> [Required task]: Nothing may be dropped or altered: reproduce all the data.

Start of Material for this exercise

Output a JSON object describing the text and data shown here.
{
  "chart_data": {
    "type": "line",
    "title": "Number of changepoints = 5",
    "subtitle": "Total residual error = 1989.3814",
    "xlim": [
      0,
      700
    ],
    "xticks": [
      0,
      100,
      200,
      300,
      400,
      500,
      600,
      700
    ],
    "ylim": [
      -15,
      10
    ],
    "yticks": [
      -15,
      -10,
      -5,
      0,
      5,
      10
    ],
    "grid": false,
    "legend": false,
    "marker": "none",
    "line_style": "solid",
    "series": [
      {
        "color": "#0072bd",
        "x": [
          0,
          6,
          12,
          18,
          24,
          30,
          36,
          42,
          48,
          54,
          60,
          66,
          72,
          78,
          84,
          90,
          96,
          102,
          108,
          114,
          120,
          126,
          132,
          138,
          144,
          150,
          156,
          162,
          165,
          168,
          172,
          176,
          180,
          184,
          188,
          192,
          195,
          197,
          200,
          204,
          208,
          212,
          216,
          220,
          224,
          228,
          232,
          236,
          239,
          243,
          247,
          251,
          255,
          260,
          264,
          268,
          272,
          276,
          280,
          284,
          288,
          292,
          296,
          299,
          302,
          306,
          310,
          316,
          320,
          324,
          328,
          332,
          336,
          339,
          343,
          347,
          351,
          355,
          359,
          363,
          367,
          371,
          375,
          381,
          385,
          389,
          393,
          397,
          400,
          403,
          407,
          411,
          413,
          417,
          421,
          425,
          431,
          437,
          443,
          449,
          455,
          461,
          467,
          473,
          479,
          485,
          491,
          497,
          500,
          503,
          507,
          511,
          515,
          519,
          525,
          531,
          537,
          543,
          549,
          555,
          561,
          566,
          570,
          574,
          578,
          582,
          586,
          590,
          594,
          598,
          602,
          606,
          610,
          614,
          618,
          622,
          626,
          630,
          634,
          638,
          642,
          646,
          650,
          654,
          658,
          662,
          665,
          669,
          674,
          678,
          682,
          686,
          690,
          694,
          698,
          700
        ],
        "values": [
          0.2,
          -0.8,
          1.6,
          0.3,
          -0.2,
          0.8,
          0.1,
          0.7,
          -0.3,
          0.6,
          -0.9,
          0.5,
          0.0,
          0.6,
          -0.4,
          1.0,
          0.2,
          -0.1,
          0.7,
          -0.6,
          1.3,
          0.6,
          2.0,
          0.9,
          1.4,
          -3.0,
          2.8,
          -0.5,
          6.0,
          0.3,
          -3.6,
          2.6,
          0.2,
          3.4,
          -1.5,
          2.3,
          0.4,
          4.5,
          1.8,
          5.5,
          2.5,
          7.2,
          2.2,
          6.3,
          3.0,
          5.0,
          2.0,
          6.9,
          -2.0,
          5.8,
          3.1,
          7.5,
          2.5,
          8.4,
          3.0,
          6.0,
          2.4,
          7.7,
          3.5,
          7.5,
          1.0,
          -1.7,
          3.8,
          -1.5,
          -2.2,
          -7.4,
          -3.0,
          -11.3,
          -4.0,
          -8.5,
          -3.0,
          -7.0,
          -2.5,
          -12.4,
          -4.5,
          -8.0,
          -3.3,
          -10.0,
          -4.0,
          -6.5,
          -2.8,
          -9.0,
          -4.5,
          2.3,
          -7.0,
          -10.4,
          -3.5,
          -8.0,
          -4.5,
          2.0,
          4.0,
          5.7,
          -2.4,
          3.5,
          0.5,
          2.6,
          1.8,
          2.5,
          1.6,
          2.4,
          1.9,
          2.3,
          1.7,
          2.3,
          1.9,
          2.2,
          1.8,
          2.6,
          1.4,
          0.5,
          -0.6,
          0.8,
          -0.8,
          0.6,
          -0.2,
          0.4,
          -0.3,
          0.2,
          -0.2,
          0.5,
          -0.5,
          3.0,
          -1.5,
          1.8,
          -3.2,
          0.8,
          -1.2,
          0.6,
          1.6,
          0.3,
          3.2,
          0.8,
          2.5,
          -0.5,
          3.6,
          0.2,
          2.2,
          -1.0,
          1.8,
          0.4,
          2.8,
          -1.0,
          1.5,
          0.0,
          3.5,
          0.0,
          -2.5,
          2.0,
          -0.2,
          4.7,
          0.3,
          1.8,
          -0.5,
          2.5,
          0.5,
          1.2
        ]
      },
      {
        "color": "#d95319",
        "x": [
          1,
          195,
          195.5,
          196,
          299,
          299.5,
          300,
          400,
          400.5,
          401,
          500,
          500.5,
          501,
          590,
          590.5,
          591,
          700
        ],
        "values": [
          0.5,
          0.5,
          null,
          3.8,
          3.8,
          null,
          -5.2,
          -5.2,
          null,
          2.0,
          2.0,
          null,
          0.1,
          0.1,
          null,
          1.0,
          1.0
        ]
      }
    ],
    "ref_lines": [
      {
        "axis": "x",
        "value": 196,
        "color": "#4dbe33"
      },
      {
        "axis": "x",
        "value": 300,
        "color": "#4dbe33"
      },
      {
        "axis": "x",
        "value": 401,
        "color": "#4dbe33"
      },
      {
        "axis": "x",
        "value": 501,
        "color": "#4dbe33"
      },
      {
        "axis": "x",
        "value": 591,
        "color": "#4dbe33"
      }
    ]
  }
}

End of Material for this exercise

> [Exercise output]:
Output a JSON object describing the text and data shown here.
{
  "chart_data": {
    "type": "line",
    "title": "Number of changepoints = 5",
    "subtitle": "Total residual error = 1989.3814",
    "xlim": [
      0,
      700
    ],
    "xticks": [
      0,
      100,
      200,
      300,
      400,
      500,
      600,
      700
    ],
    "ylim": [
      -15,
      10
    ],
    "yticks": [
      -15,
      -10,
      -5,
      0,
      5,
      10
    ],
    "grid": false,
    "legend": false,
    "marker": "none",
    "line_style": "solid",
    "series": [
      {
        "color": "#0072bd",
        "x": [
          0,
          6,
          12,
          18,
          24,
          30,
          36,
          42,
          48,
          54,
          60,
          66,
          72,
          78,
          84,
          90,
          96,
          102,
          108,
          114,
          120,
          126,
          132,
          138,
          144,
          150,
          156,
          162,
          165,
          168,
          172,
          176,
          180,
          184,
          188,
          192,
          195,
          197,
          200,
          204,
          208,
          212,
          216,
          220,
          224,
          228,
          232,
          236,
          239,
          243,
          247,
          251,
          255,
          260,
          264,
          268,
          272,
          276,
          280,
          284,
          288,
          292,
          296,
          299,
          302,
          306,
          310,
          316,
          320,
          324,
          328,
          332,
          336,
          339,
          343,
          347,
          351,
          355,
          359,
          363,
          367,
          371,
          375,
          381,
          385,
          389,
          393,
          397,
          400,
          403,
          407,
          411,
          413,
          417,
          421,
          425,
          431,
          437,
          443,
          449,
          455,
          461,
          467,
          473,
          479,
          485,
          491,
          497,
          500,
          503,
          507,
          511,
          515,
          519,
          525,
          531,
          537,
          543,
          549,
          555,
          561,
          566,
          570,
          574,
          578,
          582,
          586,
          590,
          594,
          598,
          602,
          606,
          610,
          614,
          618,
          622,
          626,
          630,
          634,
          638,
          642,
          646,
          650,
          654,
          658,
          662,
          665,
          669,
          674,
          678,
          682,
          686,
          690,
          694,
          698,
          700
        ],
        "values": [
          0.2,
          -0.8,
          1.6,
          0.3,
          -0.2,
          0.8,
          0.1,
          0.7,
          -0.3,
          0.6,
          -0.9,
          0.5,
          0.0,
          0.6,
          -0.4,
          1.0,
          0.2,
          -0.1,
          0.7,
          -0.6,
          1.3,
          0.6,
          2.0,
          0.9,
          1.4,
          -3.0,
          2.8,
          -0.5,
          6.0,
          0.3,
          -3.6,
          2.6,
          0.2,
          3.4,
          -1.5,
          2.3,
          0.4,
          4.5,
          1.8,
          5.5,
          2.5,
          7.2,
          2.2,
          6.3,
          3.0,
          5.0,
          2.0,
          6.9,
          -2.0,
          5.8,
          3.1,
          7.5,
          2.5,
          8.4,
          3.0,
          6.0,
          2.4,
          7.7,
          3.5,
          7.5,
          1.0,
          -1.7,
          3.8,
          -1.5,
          -2.2,
          -7.4,
          -3.0,
          -11.3,
          -4.0,
          -8.5,
          -3.0,
          -7.0,
          -2.5,
          -12.4,
          -4.5,
          -8.0,
          -3.3,
          -10.0,
          -4.0,
          -6.5,
          -2.8,
          -9.0,
          -4.5,
          2.3,
          -7.0,
          -10.4,
          -3.5,
          -8.0,
          -4.5,
          2.0,
          4.0,
          5.7,
          -2.4,
          3.5,
          0.5,
          2.6,
          1.8,
          2.5,
          1.6,
          2.4,
          1.9,
          2.3,
          1.7,
          2.3,
          1.9,
          2.2,
          1.8,
          2.6,
          1.4,
          0.5,
          -0.6,
          0.8,
          -0.8,
          0.6,
          -0.2,
          0.4,
          -0.3,
          0.2,
          -0.2,
          0.5,
          -0.5,
          3.0,
          -1.5,
          1.8,
          -3.2,
          0.8,
          -1.2,
          0.6,
          1.6,
          0.3,
          3.2,
          0.8,
          2.5,
          -0.5,
          3.6,
          0.2,
          2.2,
          -1.0,
          1.8,
          0.4,
          2.8,
          -1.0,
          1.5,
          0.0,
          3.5,
          0.0,
          -2.5,
          2.0,
          -0.2,
          4.7,
          0.3,
          1.8,
          -0.5,
          2.5,
          0.5,
          1.2
        ]
      },
      {
        "color": "#d95319",
        "x": [
          1,
          195,
          195.5,
          196,
          299,
          299.5,
          300,
          400,
          400.5,
          401,
          500,
          500.5,
          501,
          590,
          590.5,
          591,
          700
        ],
        "values": [
          0.5,
          0.5,
          null,
          3.8,
          3.8,
          null,
          -5.2,
          -5.2,
          null,
          2.0,
          2.0,
          null,
          0.1,
          0.1,
          null,
          1.0,
          1.0
        ]
      }
    ],
    "ref_lines": [
      {
        "axis": "x",
        "value": 196,
        "color": "#4dbe33"
      },
      {
        "axis": "x",
        "value": 300,
        "color": "#4dbe33"
      },
      {
        "axis": "x",
        "value": 401,
        "color": "#4dbe33"
      },
      {
        "axis": "x",
        "value": 501,
        "color": "#4dbe33"
      },
      {
        "axis": "x",
        "value": 591,
        "color": "#4dbe33"
      }
    ]
  }
}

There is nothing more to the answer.